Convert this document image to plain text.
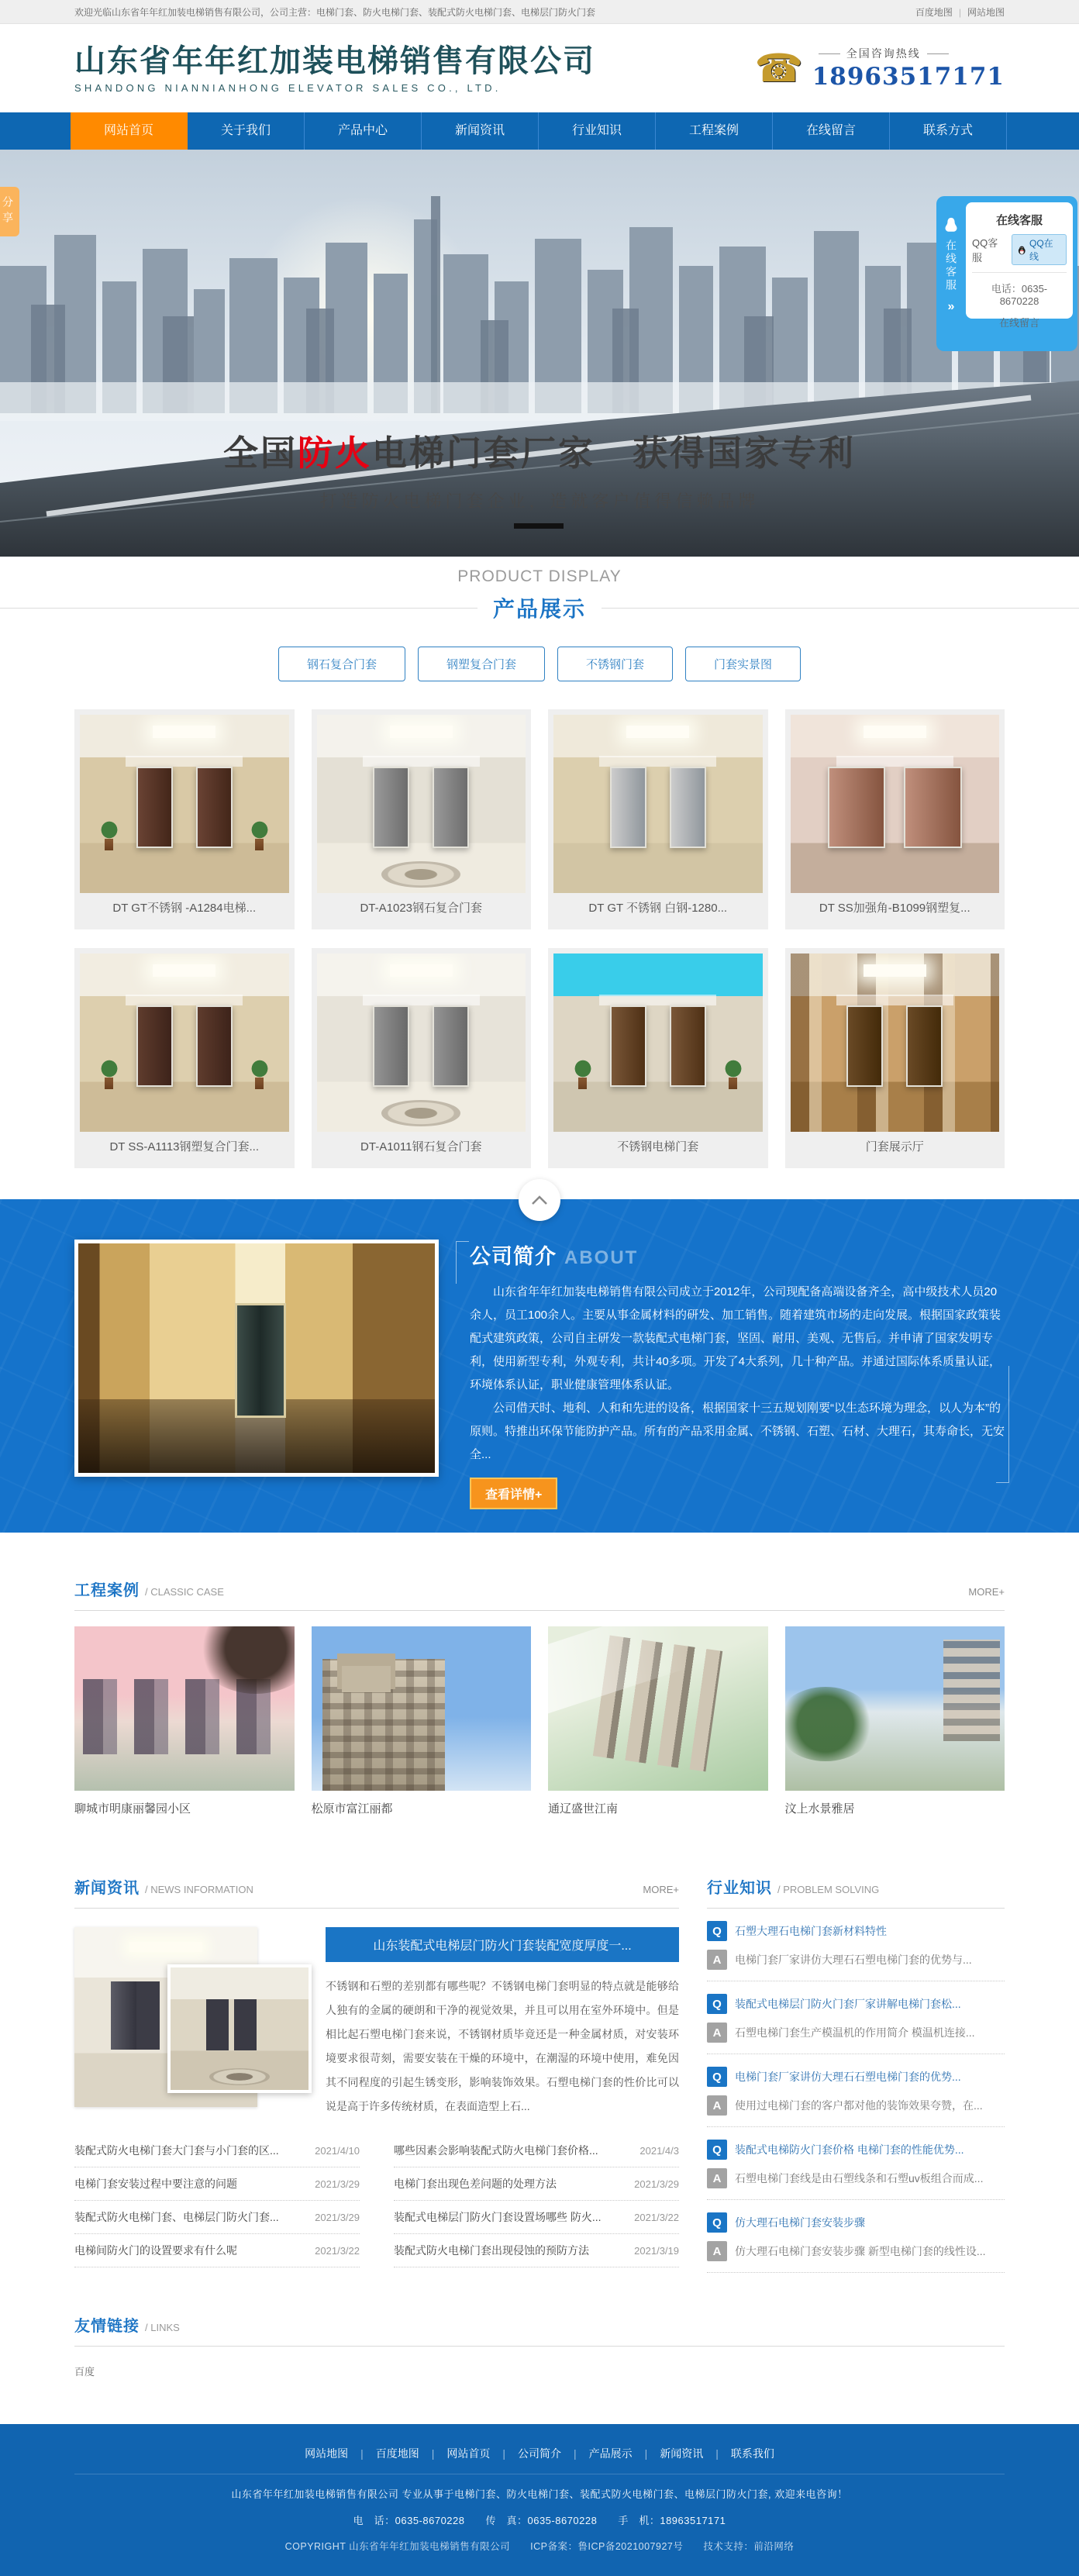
欢迎光临山东省年年红加装电梯销售有限公司，公司主营：电梯门套、防火电梯门套、装配式防火电梯门套、电梯层门防火门套	百度地图 | 网站地图
山东省年年红加装电梯销售有限公司
SHANDONG NIANNIANHONG ELEVATOR SALES CO., LTD.	☎	全国咨询热线
18963517171
网站首页	关于我们	产品中心	新闻资讯	行业知识	工程案例	在线留言	联系方式
分享
全国防火电梯门套厂家　获得国家专利
打造防火电梯门套企业，造就客户值得信赖品牌
在线客服
»
在线客服
QQ客服
QQ在线
电话：0635-8670228
在线留言
PRODUCT DISPLAY
产品展示
钢石复合门套	钢塑复合门套	不锈钢门套	门套实景图
DT GT不锈钢 -A1284电梯...	DT-A1023钢石复合门套	DT GT 不锈钢 白钢-1280...	DT SS加强角-B1099钢塑复...
DT SS-A1113钢塑复合门套...	DT-A1011钢石复合门套	不锈钢电梯门套	门套展示厅
公司简介 ABOUT
山东省年年红加装电梯销售有限公司成立于2012年，公司现配备高端设备齐全，高中级技术人员20余人，员工100余人。主要从事金属材料的研发、加工销售。随着建筑市场的走向发展。根据国家政策装配式建筑政策，公司自主研发一款装配式电梯门套，坚固、耐用、美观、无售后。并申请了国家发明专利，使用新型专利，外观专利，共计40多项。开发了4大系列，几十种产品。并通过国际体系质量认证，环境体系认证，职业健康管理体系认证。
公司借天时、地利、人和和先进的设备，根据国家十三五规划刚要“以生态环境为理念，以人为本”的原则。特推出环保节能防护产品。所有的产品采用金属、不锈钢、石塑、石材、大理石，其寿命长，无安全...
查看详情+
工程案例 / CLASSIC CASE	MORE+
聊城市明康丽馨园小区	松原市富江丽都	通辽盛世江南	汶上水景雅居
新闻资讯 / NEWS INFORMATION	MORE+
山东装配式电梯层门防火门套装配宽度厚度一...
不锈钢和石塑的差别都有哪些呢？不锈钢电梯门套明显的特点就是能够给人独有的金属的硬朗和干净的视觉效果，并且可以用在室外环境中。但是相比起石塑电梯门套来说，不锈钢材质毕竟还是一种金属材质，对安装环境要求很苛刻，需要安装在干燥的环境中，在潮湿的环境中使用，难免因其不同程度的引起生锈变形，影响装饰效果。石塑电梯门套的性价比可以说是高于许多传统材质，在表面造型上石...
装配式防火电梯门套大门套与小门套的区...	2021/4/10	哪些因素会影响装配式防火电梯门套价格...	2021/4/3
电梯门套安装过程中要注意的问题	2021/3/29	电梯门套出现色差问题的处理方法	2021/3/29
装配式防火电梯门套、电梯层门防火门套...	2021/3/29	装配式电梯层门防火门套设置场哪些 防火...	2021/3/22
电梯间防火门的设置要求有什么呢	2021/3/22	装配式防火电梯门套出现侵蚀的预防方法	2021/3/19
行业知识 / PROBLEM SOLVING
Q	石塑大理石电梯门套新材料特性
A	电梯门套厂家讲仿大理石石塑电梯门套的优势与...
Q	装配式电梯层门防火门套厂家讲解电梯门套松...
A	石塑电梯门套生产模温机的作用简介 模温机连接...
Q	电梯门套厂家讲仿大理石石塑电梯门套的优势...
A	使用过电梯门套的客户都对他的装饰效果夸赞，在...
Q	装配式电梯防火门套价格 电梯门套的性能优势...
A	石塑电梯门套线是由石塑线条和石塑uv板组合而成...
Q	仿大理石电梯门套安装步骤
A	仿大理石电梯门套安装步骤 新型电梯门套的线性设...
友情链接 / LINKS
百度
网站地图	| 百度地图	| 网站首页	| 公司简介	| 产品展示	| 新闻资讯	| 联系我们
山东省年年红加装电梯销售有限公司 专业从事于电梯门套、防火电梯门套、装配式防火电梯门套、电梯层门防火门套, 欢迎来电咨询！
电　话：0635-8670228　　传　真：0635-8670228　　手　机：18963517171
COPYRIGHT 山东省年年红加装电梯销售有限公司　　ICP备案：鲁ICP备2021007927号　　技术支持：前沿网络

**Given problem**
Using the records above, gather all lines where the string "百度地图" is present.

**Task solution**
欢迎光临山东省年年红加装电梯销售有限公司，公司主营：电梯门套、防火电梯门套、装配式防火电梯门套、电梯层门防火门套	百度地图 | 网站地图
网站地图	| 百度地图	| 网站首页	| 公司简介	| 产品展示	| 新闻资讯	| 联系我们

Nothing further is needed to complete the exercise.